--- Record excerpts ---
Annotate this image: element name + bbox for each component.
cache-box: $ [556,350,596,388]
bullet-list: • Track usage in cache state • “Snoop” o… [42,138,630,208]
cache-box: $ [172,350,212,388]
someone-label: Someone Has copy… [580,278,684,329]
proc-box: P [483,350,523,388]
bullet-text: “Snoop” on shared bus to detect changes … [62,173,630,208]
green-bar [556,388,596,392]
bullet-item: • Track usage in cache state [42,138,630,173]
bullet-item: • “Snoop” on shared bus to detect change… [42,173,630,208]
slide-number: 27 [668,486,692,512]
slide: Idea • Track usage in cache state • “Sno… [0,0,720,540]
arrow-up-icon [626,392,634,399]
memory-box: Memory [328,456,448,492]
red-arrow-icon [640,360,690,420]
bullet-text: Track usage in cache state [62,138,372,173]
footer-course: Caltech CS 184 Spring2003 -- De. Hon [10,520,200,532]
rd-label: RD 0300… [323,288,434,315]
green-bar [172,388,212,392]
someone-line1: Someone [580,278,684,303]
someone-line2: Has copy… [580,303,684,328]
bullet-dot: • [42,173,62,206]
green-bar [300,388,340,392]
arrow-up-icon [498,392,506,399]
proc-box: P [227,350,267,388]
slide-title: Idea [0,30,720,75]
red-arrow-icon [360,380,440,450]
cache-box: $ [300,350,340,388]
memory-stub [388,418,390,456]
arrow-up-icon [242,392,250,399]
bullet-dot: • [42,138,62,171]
---
Request:
List each line of the listing above that contains the string "copy", matching case exactly.

Answer to this task:
someone-label: Someone Has copy… [580,278,684,329]
someone-line2: Has copy… [580,303,684,328]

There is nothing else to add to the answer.